▸ Exercise details:
Give back exactly the lines from the one containing "Decode this chart: output" through the end of the records, including both, and no others.
begin
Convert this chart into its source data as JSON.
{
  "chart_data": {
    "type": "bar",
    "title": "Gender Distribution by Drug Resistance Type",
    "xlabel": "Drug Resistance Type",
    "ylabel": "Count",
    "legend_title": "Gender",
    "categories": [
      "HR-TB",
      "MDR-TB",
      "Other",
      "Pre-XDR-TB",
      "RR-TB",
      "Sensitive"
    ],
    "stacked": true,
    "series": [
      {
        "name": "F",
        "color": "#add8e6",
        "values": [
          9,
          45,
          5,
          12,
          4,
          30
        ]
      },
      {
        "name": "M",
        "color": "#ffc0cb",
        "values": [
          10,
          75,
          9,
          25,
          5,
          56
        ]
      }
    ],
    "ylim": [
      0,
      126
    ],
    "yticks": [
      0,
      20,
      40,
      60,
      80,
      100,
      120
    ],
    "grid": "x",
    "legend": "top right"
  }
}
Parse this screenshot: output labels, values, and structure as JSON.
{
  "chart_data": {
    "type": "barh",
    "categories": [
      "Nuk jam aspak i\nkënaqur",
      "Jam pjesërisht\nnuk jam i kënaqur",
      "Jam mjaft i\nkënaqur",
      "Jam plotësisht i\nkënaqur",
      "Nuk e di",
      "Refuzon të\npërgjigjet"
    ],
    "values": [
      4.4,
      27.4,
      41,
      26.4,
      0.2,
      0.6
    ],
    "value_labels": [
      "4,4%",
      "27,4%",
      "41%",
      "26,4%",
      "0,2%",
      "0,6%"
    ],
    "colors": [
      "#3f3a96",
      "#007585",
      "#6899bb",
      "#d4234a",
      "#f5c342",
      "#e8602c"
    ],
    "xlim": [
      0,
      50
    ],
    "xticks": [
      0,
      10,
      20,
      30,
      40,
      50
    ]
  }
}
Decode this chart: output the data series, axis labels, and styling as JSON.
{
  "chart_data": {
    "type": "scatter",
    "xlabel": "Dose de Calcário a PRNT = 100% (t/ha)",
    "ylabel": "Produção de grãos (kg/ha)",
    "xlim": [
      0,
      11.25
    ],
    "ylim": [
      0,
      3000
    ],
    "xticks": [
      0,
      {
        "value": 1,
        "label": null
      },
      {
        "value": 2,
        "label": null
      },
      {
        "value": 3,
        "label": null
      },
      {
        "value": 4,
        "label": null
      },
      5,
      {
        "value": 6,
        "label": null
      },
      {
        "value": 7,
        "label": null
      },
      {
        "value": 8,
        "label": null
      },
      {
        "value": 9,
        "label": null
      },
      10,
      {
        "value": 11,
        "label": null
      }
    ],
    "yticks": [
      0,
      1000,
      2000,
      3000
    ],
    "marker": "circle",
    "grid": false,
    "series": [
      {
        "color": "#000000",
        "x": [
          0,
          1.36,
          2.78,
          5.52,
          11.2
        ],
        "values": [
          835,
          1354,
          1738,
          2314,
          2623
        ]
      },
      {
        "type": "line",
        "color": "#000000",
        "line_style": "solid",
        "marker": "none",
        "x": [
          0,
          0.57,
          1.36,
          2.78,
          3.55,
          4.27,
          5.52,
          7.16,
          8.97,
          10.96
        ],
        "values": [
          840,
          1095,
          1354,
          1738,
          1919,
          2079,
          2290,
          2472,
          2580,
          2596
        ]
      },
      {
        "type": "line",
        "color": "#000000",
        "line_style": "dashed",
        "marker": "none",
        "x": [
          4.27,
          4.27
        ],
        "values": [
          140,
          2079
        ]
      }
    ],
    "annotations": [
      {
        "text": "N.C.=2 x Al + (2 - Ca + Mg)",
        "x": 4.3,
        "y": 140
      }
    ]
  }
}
end
▸ Solution for this task:
Decode this chart: output the data series, axis labels, and styling as JSON.
{
  "chart_data": {
    "type": "scatter",
    "xlabel": "Dose de Calcário a PRNT = 100% (t/ha)",
    "ylabel": "Produção de grãos (kg/ha)",
    "xlim": [
      0,
      11.25
    ],
    "ylim": [
      0,
      3000
    ],
    "xticks": [
      0,
      {
        "value": 1,
        "label": null
      },
      {
        "value": 2,
        "label": null
      },
      {
        "value": 3,
        "label": null
      },
      {
        "value": 4,
        "label": null
      },
      5,
      {
        "value": 6,
        "label": null
      },
      {
        "value": 7,
        "label": null
      },
      {
        "value": 8,
        "label": null
      },
      {
        "value": 9,
        "label": null
      },
      10,
      {
        "value": 11,
        "label": null
      }
    ],
    "yticks": [
      0,
      1000,
      2000,
      3000
    ],
    "marker": "circle",
    "grid": false,
    "series": [
      {
        "color": "#000000",
        "x": [
          0,
          1.36,
          2.78,
          5.52,
          11.2
        ],
        "values": [
          835,
          1354,
          1738,
          2314,
          2623
        ]
      },
      {
        "type": "line",
        "color": "#000000",
        "line_style": "solid",
        "marker": "none",
        "x": [
          0,
          0.57,
          1.36,
          2.78,
          3.55,
          4.27,
          5.52,
          7.16,
          8.97,
          10.96
        ],
        "values": [
          840,
          1095,
          1354,
          1738,
          1919,
          2079,
          2290,
          2472,
          2580,
          2596
        ]
      },
      {
        "type": "line",
        "color": "#000000",
        "line_style": "dashed",
        "marker": "none",
        "x": [
          4.27,
          4.27
        ],
        "values": [
          140,
          2079
        ]
      }
    ],
    "annotations": [
      {
        "text": "N.C.=2 x Al + (2 - Ca + Mg)",
        "x": 4.3,
        "y": 140
      }
    ]
  }
}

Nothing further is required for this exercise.